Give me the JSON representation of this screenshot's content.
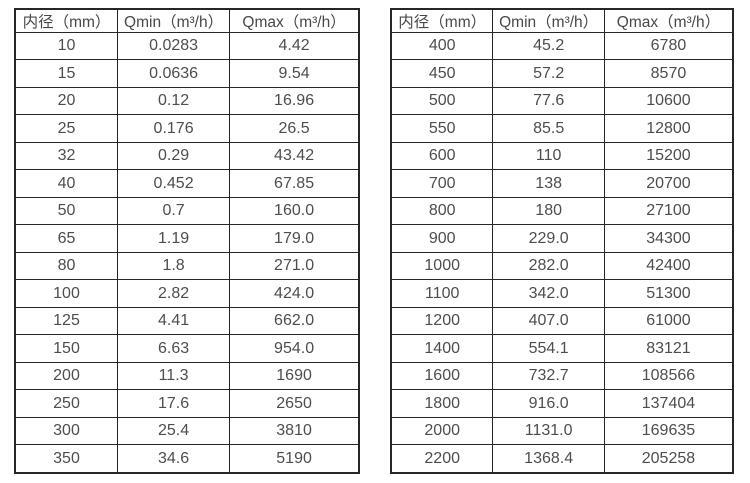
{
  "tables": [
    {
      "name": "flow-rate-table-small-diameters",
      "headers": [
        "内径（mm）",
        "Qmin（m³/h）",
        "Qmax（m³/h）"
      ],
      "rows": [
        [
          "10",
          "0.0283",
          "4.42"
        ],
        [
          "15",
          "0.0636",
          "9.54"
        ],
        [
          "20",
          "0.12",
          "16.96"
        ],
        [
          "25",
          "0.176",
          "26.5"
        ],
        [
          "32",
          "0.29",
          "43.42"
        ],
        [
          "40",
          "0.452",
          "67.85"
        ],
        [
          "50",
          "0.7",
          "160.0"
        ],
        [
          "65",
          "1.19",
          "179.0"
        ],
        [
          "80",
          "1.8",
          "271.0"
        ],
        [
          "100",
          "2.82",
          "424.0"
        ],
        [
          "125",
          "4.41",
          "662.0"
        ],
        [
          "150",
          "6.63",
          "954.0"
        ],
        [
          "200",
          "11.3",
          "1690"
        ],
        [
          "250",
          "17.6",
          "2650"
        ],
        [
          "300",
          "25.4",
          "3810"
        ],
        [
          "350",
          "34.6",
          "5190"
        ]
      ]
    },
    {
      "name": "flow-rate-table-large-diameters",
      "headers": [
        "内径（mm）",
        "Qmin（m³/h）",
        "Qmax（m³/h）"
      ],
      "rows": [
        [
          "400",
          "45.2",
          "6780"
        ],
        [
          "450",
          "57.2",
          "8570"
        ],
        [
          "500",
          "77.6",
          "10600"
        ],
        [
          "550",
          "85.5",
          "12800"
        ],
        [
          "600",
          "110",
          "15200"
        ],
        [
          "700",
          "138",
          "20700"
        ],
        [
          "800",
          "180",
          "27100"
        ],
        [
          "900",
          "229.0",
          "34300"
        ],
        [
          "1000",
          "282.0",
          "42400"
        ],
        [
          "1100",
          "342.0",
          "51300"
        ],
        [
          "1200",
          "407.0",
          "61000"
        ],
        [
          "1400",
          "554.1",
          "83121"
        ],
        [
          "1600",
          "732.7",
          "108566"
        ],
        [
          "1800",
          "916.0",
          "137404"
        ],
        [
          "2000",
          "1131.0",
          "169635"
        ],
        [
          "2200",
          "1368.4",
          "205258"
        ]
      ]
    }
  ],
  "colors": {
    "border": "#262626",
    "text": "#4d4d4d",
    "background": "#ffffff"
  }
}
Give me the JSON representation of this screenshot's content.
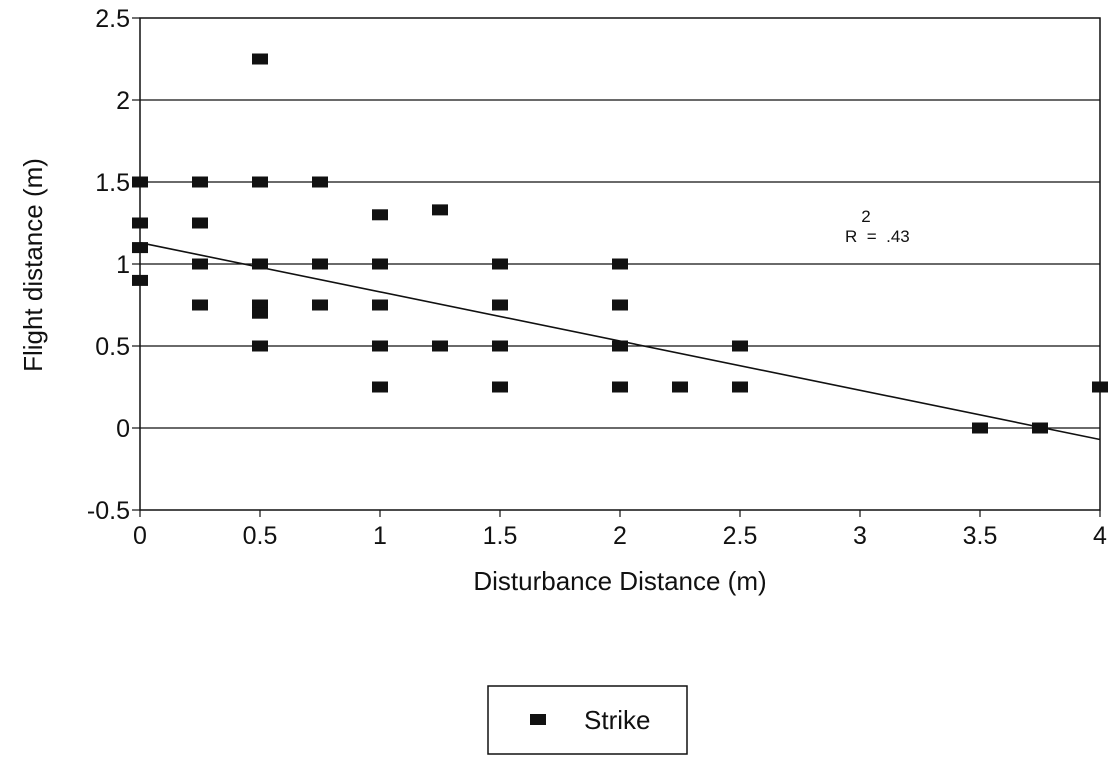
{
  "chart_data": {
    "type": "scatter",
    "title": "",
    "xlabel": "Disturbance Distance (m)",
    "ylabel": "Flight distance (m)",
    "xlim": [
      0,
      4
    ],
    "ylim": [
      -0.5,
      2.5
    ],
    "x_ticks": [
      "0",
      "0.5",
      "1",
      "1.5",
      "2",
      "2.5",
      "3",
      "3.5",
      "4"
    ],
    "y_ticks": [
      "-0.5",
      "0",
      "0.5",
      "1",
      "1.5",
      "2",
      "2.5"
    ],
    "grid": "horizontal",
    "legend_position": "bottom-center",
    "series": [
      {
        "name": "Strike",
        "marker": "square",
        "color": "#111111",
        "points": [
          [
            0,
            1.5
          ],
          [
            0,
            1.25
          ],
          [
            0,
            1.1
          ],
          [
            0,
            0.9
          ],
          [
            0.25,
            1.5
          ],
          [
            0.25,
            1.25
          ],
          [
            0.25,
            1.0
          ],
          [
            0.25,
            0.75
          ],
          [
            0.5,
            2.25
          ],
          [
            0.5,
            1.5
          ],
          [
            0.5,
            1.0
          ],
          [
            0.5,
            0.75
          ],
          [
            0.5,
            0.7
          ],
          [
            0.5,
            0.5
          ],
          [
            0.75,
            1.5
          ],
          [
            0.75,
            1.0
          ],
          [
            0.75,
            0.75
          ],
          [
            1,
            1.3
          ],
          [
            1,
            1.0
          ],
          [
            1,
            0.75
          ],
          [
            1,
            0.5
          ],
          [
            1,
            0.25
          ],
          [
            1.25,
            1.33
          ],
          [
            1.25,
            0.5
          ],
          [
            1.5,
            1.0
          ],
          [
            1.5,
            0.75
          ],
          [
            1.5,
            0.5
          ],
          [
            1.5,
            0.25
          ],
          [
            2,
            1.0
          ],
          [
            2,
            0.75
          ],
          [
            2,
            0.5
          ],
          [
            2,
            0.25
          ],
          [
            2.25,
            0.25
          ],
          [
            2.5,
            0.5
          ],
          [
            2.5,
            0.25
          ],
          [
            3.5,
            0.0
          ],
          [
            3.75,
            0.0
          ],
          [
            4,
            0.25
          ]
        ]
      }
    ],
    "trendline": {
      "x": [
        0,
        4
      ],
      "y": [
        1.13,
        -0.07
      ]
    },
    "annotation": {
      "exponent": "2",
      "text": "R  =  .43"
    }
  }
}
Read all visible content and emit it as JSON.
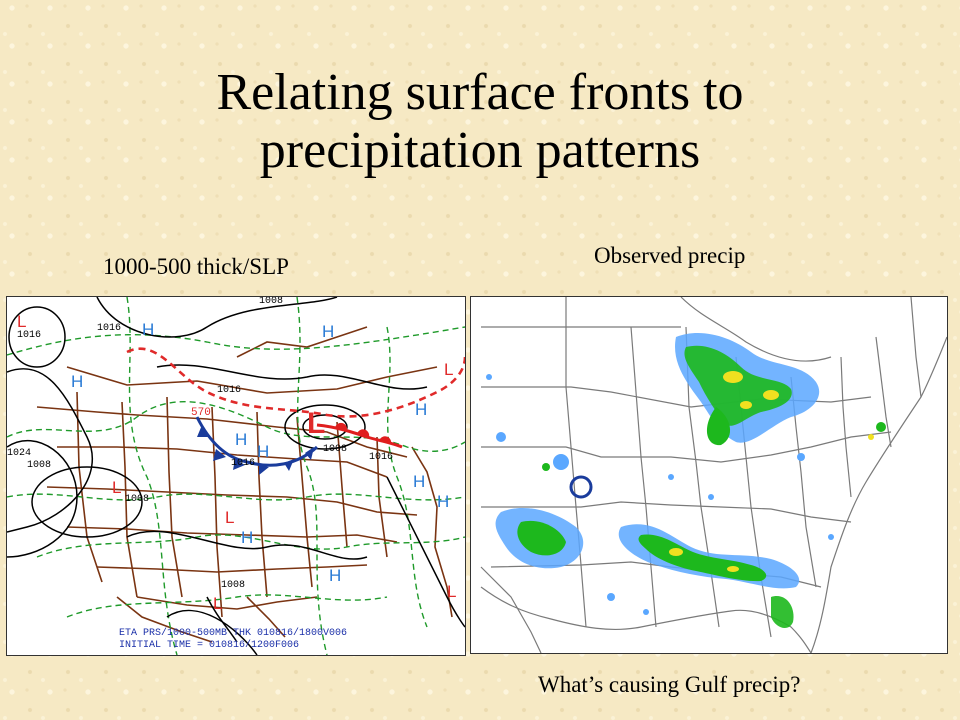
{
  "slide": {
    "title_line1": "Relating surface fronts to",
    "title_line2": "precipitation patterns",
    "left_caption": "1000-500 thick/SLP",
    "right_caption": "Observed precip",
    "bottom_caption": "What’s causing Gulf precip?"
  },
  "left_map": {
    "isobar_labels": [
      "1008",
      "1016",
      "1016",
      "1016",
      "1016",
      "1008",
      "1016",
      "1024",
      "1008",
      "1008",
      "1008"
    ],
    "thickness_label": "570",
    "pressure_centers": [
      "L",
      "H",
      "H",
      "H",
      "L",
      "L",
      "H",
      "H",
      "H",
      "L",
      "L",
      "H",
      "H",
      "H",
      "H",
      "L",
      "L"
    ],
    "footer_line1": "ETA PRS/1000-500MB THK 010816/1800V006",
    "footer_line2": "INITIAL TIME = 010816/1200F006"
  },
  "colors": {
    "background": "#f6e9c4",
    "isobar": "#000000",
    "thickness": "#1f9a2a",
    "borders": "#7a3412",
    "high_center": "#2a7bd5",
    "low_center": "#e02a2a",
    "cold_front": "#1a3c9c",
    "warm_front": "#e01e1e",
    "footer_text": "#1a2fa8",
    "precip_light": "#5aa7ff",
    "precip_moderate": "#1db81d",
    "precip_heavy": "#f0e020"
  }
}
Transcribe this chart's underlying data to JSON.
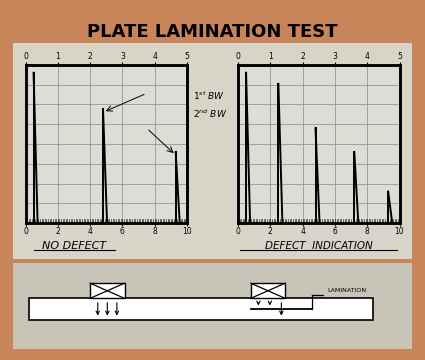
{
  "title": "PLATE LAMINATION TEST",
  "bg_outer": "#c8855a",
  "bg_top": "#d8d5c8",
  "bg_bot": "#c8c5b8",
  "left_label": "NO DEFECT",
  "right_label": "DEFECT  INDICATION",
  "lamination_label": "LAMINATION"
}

# # # # # # #

■ Requirement
Your task is to retype all the entries exactly and leave out any pictures.

■ Solution for this exercise
Give me the JSON representation of this screenshot's content.
{
  "tables": [
    {
      "name": "flow-rate-table-small-diameters",
      "headers": [
        "内径（mm）",
        "Qmin（m³/h）",
        "Qmax（m³/h）"
      ],
      "rows": [
        [
          "10",
          "0.0283",
          "4.42"
        ],
        [
          "15",
          "0.0636",
          "9.54"
        ],
        [
          "20",
          "0.12",
          "16.96"
        ],
        [
          "25",
          "0.176",
          "26.5"
        ],
        [
          "32",
          "0.29",
          "43.42"
        ],
        [
          "40",
          "0.452",
          "67.85"
        ],
        [
          "50",
          "0.7",
          "160.0"
        ],
        [
          "65",
          "1.19",
          "179.0"
        ],
        [
          "80",
          "1.8",
          "271.0"
        ],
        [
          "100",
          "2.82",
          "424.0"
        ],
        [
          "125",
          "4.41",
          "662.0"
        ],
        [
          "150",
          "6.63",
          "954.0"
        ],
        [
          "200",
          "11.3",
          "1690"
        ],
        [
          "250",
          "17.6",
          "2650"
        ],
        [
          "300",
          "25.4",
          "3810"
        ],
        [
          "350",
          "34.6",
          "5190"
        ]
      ]
    },
    {
      "name": "flow-rate-table-large-diameters",
      "headers": [
        "内径（mm）",
        "Qmin（m³/h）",
        "Qmax（m³/h）"
      ],
      "rows": [
        [
          "400",
          "45.2",
          "6780"
        ],
        [
          "450",
          "57.2",
          "8570"
        ],
        [
          "500",
          "77.6",
          "10600"
        ],
        [
          "550",
          "85.5",
          "12800"
        ],
        [
          "600",
          "110",
          "15200"
        ],
        [
          "700",
          "138",
          "20700"
        ],
        [
          "800",
          "180",
          "27100"
        ],
        [
          "900",
          "229.0",
          "34300"
        ],
        [
          "1000",
          "282.0",
          "42400"
        ],
        [
          "1100",
          "342.0",
          "51300"
        ],
        [
          "1200",
          "407.0",
          "61000"
        ],
        [
          "1400",
          "554.1",
          "83121"
        ],
        [
          "1600",
          "732.7",
          "108566"
        ],
        [
          "1800",
          "916.0",
          "137404"
        ],
        [
          "2000",
          "1131.0",
          "169635"
        ],
        [
          "2200",
          "1368.4",
          "205258"
        ]
      ]
    }
  ],
  "colors": {
    "border": "#262626",
    "text": "#4d4d4d",
    "background": "#ffffff"
  }
}
Give me the JSON representation of this screenshot's content.
{
  "chart_data": {
    "type": "scatter",
    "title": "",
    "xlabel": "Disturbance Distance (m)",
    "ylabel": "Flight distance (m)",
    "xlim": [
      0,
      4
    ],
    "ylim": [
      -0.5,
      2.5
    ],
    "x_ticks": [
      "0",
      "0.5",
      "1",
      "1.5",
      "2",
      "2.5",
      "3",
      "3.5",
      "4"
    ],
    "y_ticks": [
      "-0.5",
      "0",
      "0.5",
      "1",
      "1.5",
      "2",
      "2.5"
    ],
    "grid": "horizontal",
    "legend_position": "bottom-center",
    "series": [
      {
        "name": "Strike",
        "marker": "square",
        "color": "#111111",
        "points": [
          [
            0,
            1.5
          ],
          [
            0,
            1.25
          ],
          [
            0,
            1.1
          ],
          [
            0,
            0.9
          ],
          [
            0.25,
            1.5
          ],
          [
            0.25,
            1.25
          ],
          [
            0.25,
            1.0
          ],
          [
            0.25,
            0.75
          ],
          [
            0.5,
            2.25
          ],
          [
            0.5,
            1.5
          ],
          [
            0.5,
            1.0
          ],
          [
            0.5,
            0.75
          ],
          [
            0.5,
            0.7
          ],
          [
            0.5,
            0.5
          ],
          [
            0.75,
            1.5
          ],
          [
            0.75,
            1.0
          ],
          [
            0.75,
            0.75
          ],
          [
            1,
            1.3
          ],
          [
            1,
            1.0
          ],
          [
            1,
            0.75
          ],
          [
            1,
            0.5
          ],
          [
            1,
            0.25
          ],
          [
            1.25,
            1.33
          ],
          [
            1.25,
            0.5
          ],
          [
            1.5,
            1.0
          ],
          [
            1.5,
            0.75
          ],
          [
            1.5,
            0.5
          ],
          [
            1.5,
            0.25
          ],
          [
            2,
            1.0
          ],
          [
            2,
            0.75
          ],
          [
            2,
            0.5
          ],
          [
            2,
            0.25
          ],
          [
            2.25,
            0.25
          ],
          [
            2.5,
            0.5
          ],
          [
            2.5,
            0.25
          ],
          [
            3.5,
            0.0
          ],
          [
            3.75,
            0.0
          ],
          [
            4,
            0.25
          ]
        ]
      }
    ],
    "trendline": {
      "x": [
        0,
        4
      ],
      "y": [
        1.13,
        -0.07
      ]
    },
    "annotation": {
      "exponent": "2",
      "text": "R  =  .43"
    }
  }
}
Read all visible content and emit it as JSON.
{
  "slide": {
    "title_line1": "Relating surface fronts to",
    "title_line2": "precipitation patterns",
    "left_caption": "1000-500 thick/SLP",
    "right_caption": "Observed precip",
    "bottom_caption": "What’s causing Gulf precip?"
  },
  "left_map": {
    "isobar_labels": [
      "1008",
      "1016",
      "1016",
      "1016",
      "1016",
      "1008",
      "1016",
      "1024",
      "1008",
      "1008",
      "1008"
    ],
    "thickness_label": "570",
    "pressure_centers": [
      "L",
      "H",
      "H",
      "H",
      "L",
      "L",
      "H",
      "H",
      "H",
      "L",
      "L",
      "H",
      "H",
      "H",
      "H",
      "L",
      "L"
    ],
    "footer_line1": "ETA PRS/1000-500MB THK 010816/1800V006",
    "footer_line2": "INITIAL TIME = 010816/1200F006"
  },
  "colors": {
    "background": "#f6e9c4",
    "isobar": "#000000",
    "thickness": "#1f9a2a",
    "borders": "#7a3412",
    "high_center": "#2a7bd5",
    "low_center": "#e02a2a",
    "cold_front": "#1a3c9c",
    "warm_front": "#e01e1e",
    "footer_text": "#1a2fa8",
    "precip_light": "#5aa7ff",
    "precip_moderate": "#1db81d",
    "precip_heavy": "#f0e020"
  }
}
Transcribe this chart's underlying data to JSON.
{
  "title": "PLATE LAMINATION TEST",
  "bg_outer": "#c8855a",
  "bg_top": "#d8d5c8",
  "bg_bot": "#c8c5b8",
  "left_label": "NO DEFECT",
  "right_label": "DEFECT  INDICATION",
  "lamination_label": "LAMINATION"
}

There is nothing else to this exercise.